### Instruction
Copy, from the entries below, each line where the word "color" can be found.

### Records for the task
┄┄┄┄┄┄

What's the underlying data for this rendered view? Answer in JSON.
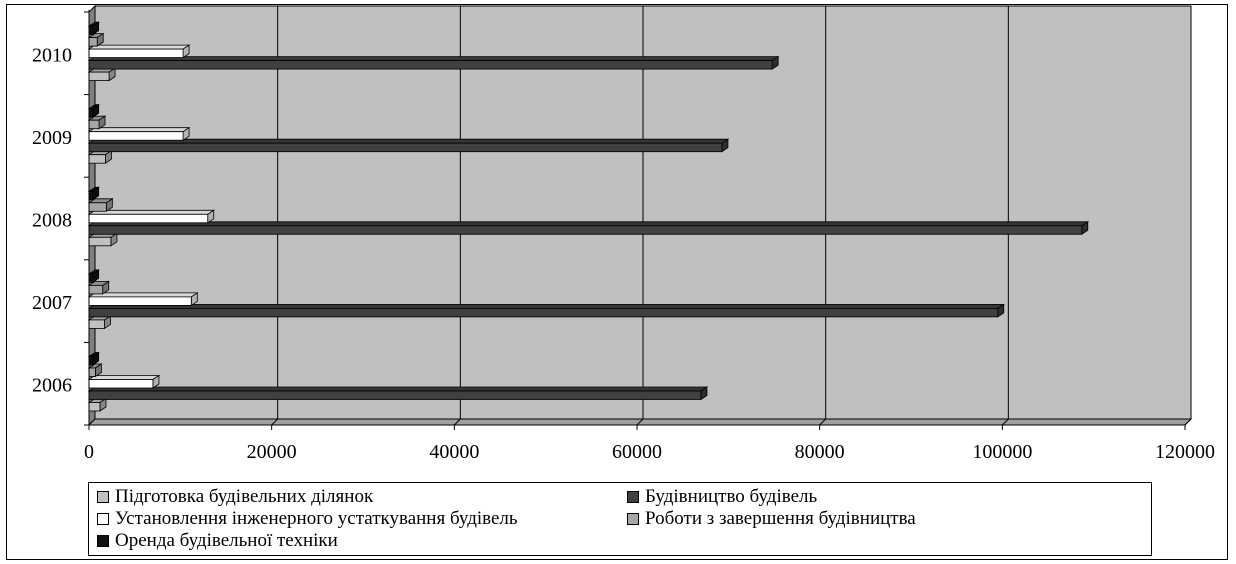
{
  "chart_data": {
    "type": "bar",
    "orientation": "horizontal",
    "style": "3d",
    "categories": [
      "2006",
      "2007",
      "2008",
      "2009",
      "2010"
    ],
    "series": [
      {
        "name": "Підготовка будівельних ділянок",
        "color": "#c0c0c0",
        "values": [
          1200,
          1700,
          2400,
          1800,
          2200
        ]
      },
      {
        "name": "Будівництво будівель",
        "color": "#404040",
        "values": [
          67000,
          99500,
          108700,
          69300,
          74800
        ]
      },
      {
        "name": "Установлення інженерного устаткування будівель",
        "color": "#ffffff",
        "values": [
          7000,
          11200,
          13000,
          10300,
          10300
        ]
      },
      {
        "name": "Роботи з завершення будівництва",
        "color": "#a6a6a6",
        "values": [
          700,
          1500,
          1900,
          1100,
          900
        ]
      },
      {
        "name": "Оренда будівельної техніки",
        "color": "#111111",
        "values": [
          400,
          400,
          400,
          400,
          400
        ]
      }
    ],
    "xlim": [
      0,
      120000
    ],
    "xticks": [
      "0",
      "20000",
      "40000",
      "60000",
      "80000",
      "100000",
      "120000"
    ],
    "grid": true,
    "legend": "bottom",
    "title": "",
    "xlabel": "",
    "ylabel": ""
  }
}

┄┄┄┄┄┄

### Solved exercise
        "color": "#c0c0c0",
        "color": "#404040",
        "color": "#ffffff",
        "color": "#a6a6a6",
        "color": "#111111",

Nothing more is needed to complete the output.